→ **WHAT YOU WILL DO**
Retype exactly the lines from the line with "Output a JSON" to the end of the data, keeping both boundary lines.

--- begin ---

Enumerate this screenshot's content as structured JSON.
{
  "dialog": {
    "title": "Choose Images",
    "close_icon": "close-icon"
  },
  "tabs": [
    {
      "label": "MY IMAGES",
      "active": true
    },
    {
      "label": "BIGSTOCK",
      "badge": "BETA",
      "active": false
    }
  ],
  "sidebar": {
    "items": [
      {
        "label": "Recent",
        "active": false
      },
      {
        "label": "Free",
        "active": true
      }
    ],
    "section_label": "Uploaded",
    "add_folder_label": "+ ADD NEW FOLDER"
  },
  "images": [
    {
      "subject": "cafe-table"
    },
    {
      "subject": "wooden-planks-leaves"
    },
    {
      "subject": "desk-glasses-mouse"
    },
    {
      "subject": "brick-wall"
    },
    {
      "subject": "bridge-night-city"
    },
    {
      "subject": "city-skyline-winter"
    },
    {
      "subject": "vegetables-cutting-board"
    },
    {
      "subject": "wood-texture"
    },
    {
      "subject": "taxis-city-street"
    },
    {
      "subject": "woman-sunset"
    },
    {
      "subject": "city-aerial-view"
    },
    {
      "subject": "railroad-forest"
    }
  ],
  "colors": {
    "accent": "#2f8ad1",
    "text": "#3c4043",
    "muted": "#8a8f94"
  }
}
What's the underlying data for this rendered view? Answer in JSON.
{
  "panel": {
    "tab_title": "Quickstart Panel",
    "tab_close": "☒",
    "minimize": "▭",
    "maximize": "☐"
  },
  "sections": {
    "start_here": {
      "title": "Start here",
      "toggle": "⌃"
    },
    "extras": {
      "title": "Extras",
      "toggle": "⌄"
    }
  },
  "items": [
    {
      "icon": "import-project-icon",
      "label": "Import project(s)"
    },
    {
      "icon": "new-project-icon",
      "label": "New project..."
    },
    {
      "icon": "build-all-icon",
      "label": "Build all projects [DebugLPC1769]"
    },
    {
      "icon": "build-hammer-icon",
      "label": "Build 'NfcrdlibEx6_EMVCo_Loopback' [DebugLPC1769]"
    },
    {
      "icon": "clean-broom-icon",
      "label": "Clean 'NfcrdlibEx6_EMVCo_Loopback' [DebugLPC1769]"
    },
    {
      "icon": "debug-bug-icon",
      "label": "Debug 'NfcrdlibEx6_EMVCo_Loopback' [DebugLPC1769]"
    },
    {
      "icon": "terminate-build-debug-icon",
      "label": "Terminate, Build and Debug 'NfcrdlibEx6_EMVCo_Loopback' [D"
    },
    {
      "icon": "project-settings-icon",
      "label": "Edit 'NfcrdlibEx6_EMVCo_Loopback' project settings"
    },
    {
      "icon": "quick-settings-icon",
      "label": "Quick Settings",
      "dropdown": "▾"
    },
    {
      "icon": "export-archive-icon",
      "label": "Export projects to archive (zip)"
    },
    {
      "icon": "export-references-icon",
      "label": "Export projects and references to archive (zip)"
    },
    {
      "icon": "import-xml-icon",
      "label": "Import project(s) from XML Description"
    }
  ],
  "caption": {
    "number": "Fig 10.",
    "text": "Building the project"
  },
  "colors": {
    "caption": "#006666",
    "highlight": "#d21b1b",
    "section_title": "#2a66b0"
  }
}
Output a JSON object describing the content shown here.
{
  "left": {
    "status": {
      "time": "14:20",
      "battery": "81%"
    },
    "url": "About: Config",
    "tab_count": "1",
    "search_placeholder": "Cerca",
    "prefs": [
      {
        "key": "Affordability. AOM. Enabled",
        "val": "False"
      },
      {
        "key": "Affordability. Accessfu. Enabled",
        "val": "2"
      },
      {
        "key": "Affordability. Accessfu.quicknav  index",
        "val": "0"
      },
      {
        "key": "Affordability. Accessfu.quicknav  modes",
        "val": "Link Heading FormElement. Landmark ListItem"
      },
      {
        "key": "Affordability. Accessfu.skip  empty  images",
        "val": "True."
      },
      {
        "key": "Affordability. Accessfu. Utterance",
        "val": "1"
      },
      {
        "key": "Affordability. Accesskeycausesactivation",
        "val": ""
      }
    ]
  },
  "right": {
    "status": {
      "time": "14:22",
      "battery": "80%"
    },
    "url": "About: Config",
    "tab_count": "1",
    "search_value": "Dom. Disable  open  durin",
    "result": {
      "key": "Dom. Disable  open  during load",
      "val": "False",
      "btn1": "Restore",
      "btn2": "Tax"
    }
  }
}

--- end ---

→ **ANSWER BELOW**
Output a JSON object describing the content shown here.
{
  "left": {
    "status": {
      "time": "14:20",
      "battery": "81%"
    },
    "url": "About: Config",
    "tab_count": "1",
    "search_placeholder": "Cerca",
    "prefs": [
      {
        "key": "Affordability. AOM. Enabled",
        "val": "False"
      },
      {
        "key": "Affordability. Accessfu. Enabled",
        "val": "2"
      },
      {
        "key": "Affordability. Accessfu.quicknav  index",
        "val": "0"
      },
      {
        "key": "Affordability. Accessfu.quicknav  modes",
        "val": "Link Heading FormElement. Landmark ListItem"
      },
      {
        "key": "Affordability. Accessfu.skip  empty  images",
        "val": "True."
      },
      {
        "key": "Affordability. Accessfu. Utterance",
        "val": "1"
      },
      {
        "key": "Affordability. Accesskeycausesactivation",
        "val": ""
      }
    ]
  },
  "right": {
    "status": {
      "time": "14:22",
      "battery": "80%"
    },
    "url": "About: Config",
    "tab_count": "1",
    "search_value": "Dom. Disable  open  durin",
    "result": {
      "key": "Dom. Disable  open  during load",
      "val": "False",
      "btn1": "Restore",
      "btn2": "Tax"
    }
  }
}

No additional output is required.